◆ **GIVEN REQUEST**
Scan the material and copy every line in which "doit" appears.

◆ **PROVIDED RECORDS**
★ ★ ★

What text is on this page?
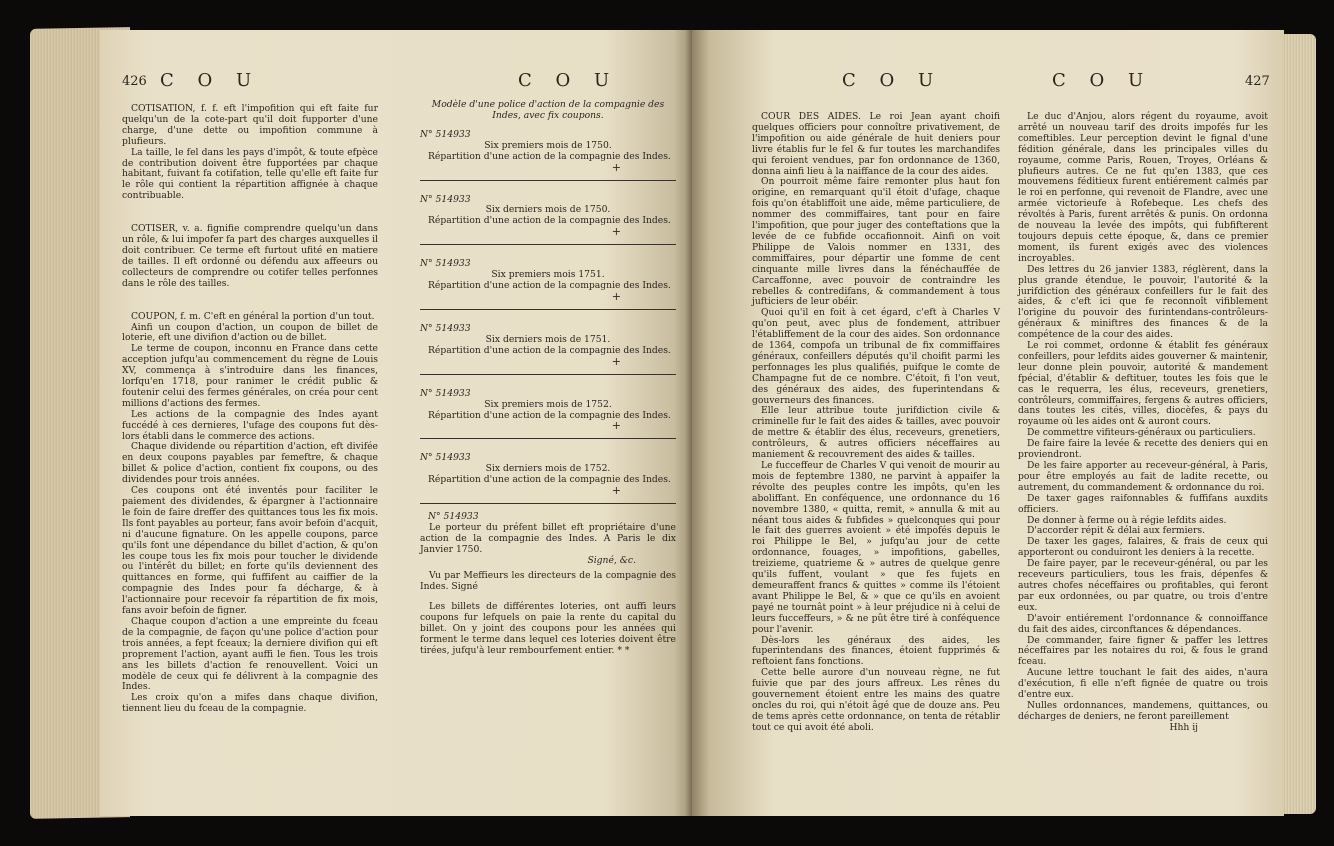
426 C O U	C O U

COTISATION, f. f. eft l'impofition qui eft faite fur quelqu'un de la cote-part qu'il doit fupporter d'une charge, d'une dette ou impofition commune à plufieurs.

La taille, le fel dans les pays d'impôt, & toute efpèce de contribution doivent être fupportées par chaque habitant, fuivant fa cotifation, telle qu'elle eft faite fur le rôle qui contient la répartition affignée à chaque contribuable.

COTISER, v. a. fignifie comprendre quelqu'un dans un rôle, & lui impofer fa part des charges auxquelles il doit contribuer. Ce terme eft furtout ufité en matiere de tailles. Il eft ordonné ou défendu aux affeeurs ou collecteurs de comprendre ou cotifer telles perfonnes dans le rôle des tailles.

COUPON, f. m. C'eft en général la portion d'un tout.

Ainfi un coupon d'action, un coupon de billet de loterie, eft une divifion d'action ou de billet.

Le terme de coupon, inconnu en France dans cette acception jufqu'au commencement du règne de Louis XV, commença à s'introduire dans les finances, lorfqu'en 1718, pour ranimer le crédit public & foutenir celui des fermes générales, on créa pour cent millions d'actions des fermes.

Les actions de la compagnie des Indes ayant fuccédé à ces dernieres, l'ufage des coupons fut dès-lors établi dans le commerce des actions.

Chaque dividende ou répartition d'action, eft divifée en deux coupons payables par femeftre, & chaque billet & police d'action, contient fix coupons, ou des dividendes pour trois années.

Ces coupons ont été inventés pour faciliter le paiement des dividendes, & épargner à l'actionnaire le foin de faire dreffer des quittances tous les fix mois. Ils font payables au porteur, fans avoir befoin d'acquit, ni d'aucune fignature. On les appelle coupons, parce qu'ils font une dépendance du billet d'action, & qu'on les coupe tous les fix mois pour toucher le dividende ou l'intérêt du billet; en forte qu'ils deviennent des quittances en forme, qui fuffifent au caiffier de la compagnie des Indes pour fa décharge, & à l'actionnaire pour recevoir fa répartition de fix mois, fans avoir befoin de figner.

Chaque coupon d'action a une empreinte du fceau de la compagnie, de façon qu'une police d'action pour trois années, a fept fceaux; la derniere divifion qui eft proprement l'action, ayant auffi le fien. Tous les trois ans les billets d'action fe renouvellent. Voici un modèle de ceux qui fe délivrent à la compagnie des Indes.

Les croix qu'on a mifes dans chaque divifion, tiennent lieu du fceau de la compagnie.

Modèle d'une police d'action de la compagnie des Indes, avec fix coupons.

N° 514933
Six premiers mois de 1750.
Répartition d'une action de la compagnie des Indes.
+
N° 514933
Six derniers mois de 1750.
Répartition d'une action de la compagnie des Indes.
+
N° 514933
Six premiers mois 1751.
Répartition d'une action de la compagnie des Indes.
+
N° 514933
Six derniers mois de 1751.
Répartition d'une action de la compagnie des Indes.
+
N° 514933
Six premiers mois de 1752.
Répartition d'une action de la compagnie des Indes.
+
N° 514933
Six derniers mois de 1752.
Répartition d'une action de la compagnie des Indes.
+

N° 514933

Le porteur du préfent billet eft propriétaire d'une action de la compagnie des Indes. A Paris le dix Janvier 1750.

Signé, &c.

Vu par Meffieurs les directeurs de la compagnie des Indes. Signé

Les billets de différentes loteries, ont auffi leurs coupons fur lefquels on paie la rente du capital du billet. On y joint des coupons pour les années qui forment le terme dans lequel ces loteries doivent être tirées, jufqu'à leur rembourfement entier. * *

C O U	C O U	427

COUR DES AIDES. Le roi Jean ayant choifi quelques officiers pour connoître privativement, de l'impofition ou aide générale de huit deniers pour livre établis fur le fel & fur toutes les marchandifes qui feroient vendues, par fon ordonnance de 1360, donna ainfi lieu à la naiffance de la cour des aides.

On pourroit même faire remonter plus haut fon origine, en remarquant qu'il étoit d'ufage, chaque fois qu'on établiffoit une aide, même particuliere, de nommer des commiffaires, tant pour en faire l'impofition, que pour juger des conteftations que la levée de ce fubfide occafionnoit. Ainfi on voit Philippe de Valois nommer en 1331, des commiffaires, pour départir une fomme de cent cinquante mille livres dans la fénéchauffée de Carcaffonne, avec pouvoir de contraindre les rebelles & contredifans, & commandement à tous jufticiers de leur obéir.

Quoi qu'il en foit à cet égard, c'eft à Charles V qu'on peut, avec plus de fondement, attribuer l'établiffement de la cour des aides. Son ordonnance de 1364, compofa un tribunal de fix commiffaires généraux, confeillers députés qu'il choifit parmi les perfonnages les plus qualifiés, puifque le comte de Champagne fut de ce nombre. C'étoit, fi l'on veut, des généraux des aides, des fuperintendans & gouverneurs des finances.

Elle leur attribue toute jurifdiction civile & criminelle fur le fait des aides & tailles, avec pouvoir de mettre & établir des élus, receveurs, grenetiers, contrôleurs, & autres officiers néceffaires au maniement & recouvrement des aides & tailles.

Le fucceffeur de Charles V qui venoit de mourir au mois de feptembre 1380, ne parvint à appaifer la révolte des peuples contre les impôts, qu'en les aboliffant. En conféquence, une ordonnance du 16 novembre 1380, « quitta, remit, » annulla & mit au néant tous aides & fubfides » quelconques qui pour le fait des guerres avoient » été impofés depuis le roi Philippe le Bel, » jufqu'au jour de cette ordonnance, fouages, » impofitions, gabelles, treizieme, quatrieme & » autres de quelque genre qu'ils fuffent, voulant » que fes fujets en demeuraffent francs & quittes » comme ils l'étoient avant Philippe le Bel, & » que ce qu'ils en avoient payé ne tournât point » à leur préjudice ni à celui de leurs fucceffeurs, » & ne pût être tiré à conféquence pour l'avenir.

Dès-lors les généraux des aides, les fuperintendans des finances, étoient fupprimés & reftoient fans fonctions.

Cette belle aurore d'un nouveau règne, ne fut fuivie que par des jours affreux. Les rênes du gouvernement étoient entre les mains des quatre oncles du roi, qui n'étoit âgé que de douze ans. Peu de tems après cette ordonnance, on tenta de rétablir tout ce qui avoit été aboli.

Le duc d'Anjou, alors régent du royaume, avoit arrêté un nouveau tarif des droits impofés fur les comeftibles. Leur perception devint le fignal d'une fédition générale, dans les principales villes du royaume, comme Paris, Rouen, Troyes, Orléans & plufieurs autres. Ce ne fut qu'en 1383, que ces mouvemens féditieux furent entiérement calmés par le roi en perfonne, qui revenoit de Flandre, avec une armée victorieufe à Rofebeque. Les chefs des révoltés à Paris, furent arrêtés & punis. On ordonna de nouveau la levée des impôts, qui fubfifterent toujours depuis cette époque, &, dans ce premier moment, ils furent exigés avec des violences incroyables.

Des lettres du 26 janvier 1383, réglèrent, dans la plus grande étendue, le pouvoir, l'autorité & la jurifdiction des généraux confeillers fur le fait des aides, & c'eft ici que fe reconnoît vifiblement l'origine du pouvoir des furintendans-contrôleurs-généraux & miniftres des finances & de la compétence de la cour des aides.

Le roi commet, ordonne & établit fes généraux confeillers, pour lefdits aides gouverner & maintenir, leur donne plein pouvoir, autorité & mandement fpécial, d'établir & deftituer, toutes les fois que le cas le requerra, les élus, receveurs, grenetiers, contrôleurs, commiffaires, fergens & autres officiers, dans toutes les cités, villes, diocèfes, & pays du royaume où les aides ont & auront cours.

De commettre vifiteurs-généraux ou particuliers.

De faire faire la levée & recette des deniers qui en proviendront.

De les faire apporter au receveur-général, à Paris, pour être employés au fait de ladite recette, ou autrement, du commandement & ordonnance du roi.

De taxer gages raifonnables & fuffifans auxdits officiers.

De donner à ferme ou à régie lefdits aides.

D'accorder répit & délai aux fermiers.

De taxer les gages, falaires, & frais de ceux qui apporteront ou conduiront les deniers à la recette.

De faire payer, par le receveur-général, ou par les receveurs particuliers, tous les frais, dépenfes & autres chofes néceffaires ou profitables, qui feront par eux ordonnées, ou par quatre, ou trois d'entre eux.

D'avoir entiérement l'ordonnance & connoiffance du fait des aides, circonftances & dépendances.

De commander, faire figner & paffer les lettres néceffaires par les notaires du roi, & fous le grand fceau.

Aucune lettre touchant le fait des aides, n'aura d'exécution, fi elle n'eft fignée de quatre ou trois d'entre eux.

Nulles ordonnances, mandemens, quittances, ou décharges de deniers, ne feront pareillement

Hhh ij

★ ★ ★

◆ **WRITTEN SOLUTION**
COTISATION, f. f. eft l'impofition qui eft faite fur quelqu'un de la cote-part qu'il doit fupporter d'une charge, d'une dette ou impofition commune à plufieurs.
COTISER, v. a. fignifie comprendre quelqu'un dans un rôle, & lui impofer fa part des charges auxquelles il doit contribuer. Ce terme eft furtout ufité en matiere de tailles. Il eft ordonné ou défendu aux affeeurs ou collecteurs de comprendre ou cotifer telles perfonnes dans le rôle des tailles.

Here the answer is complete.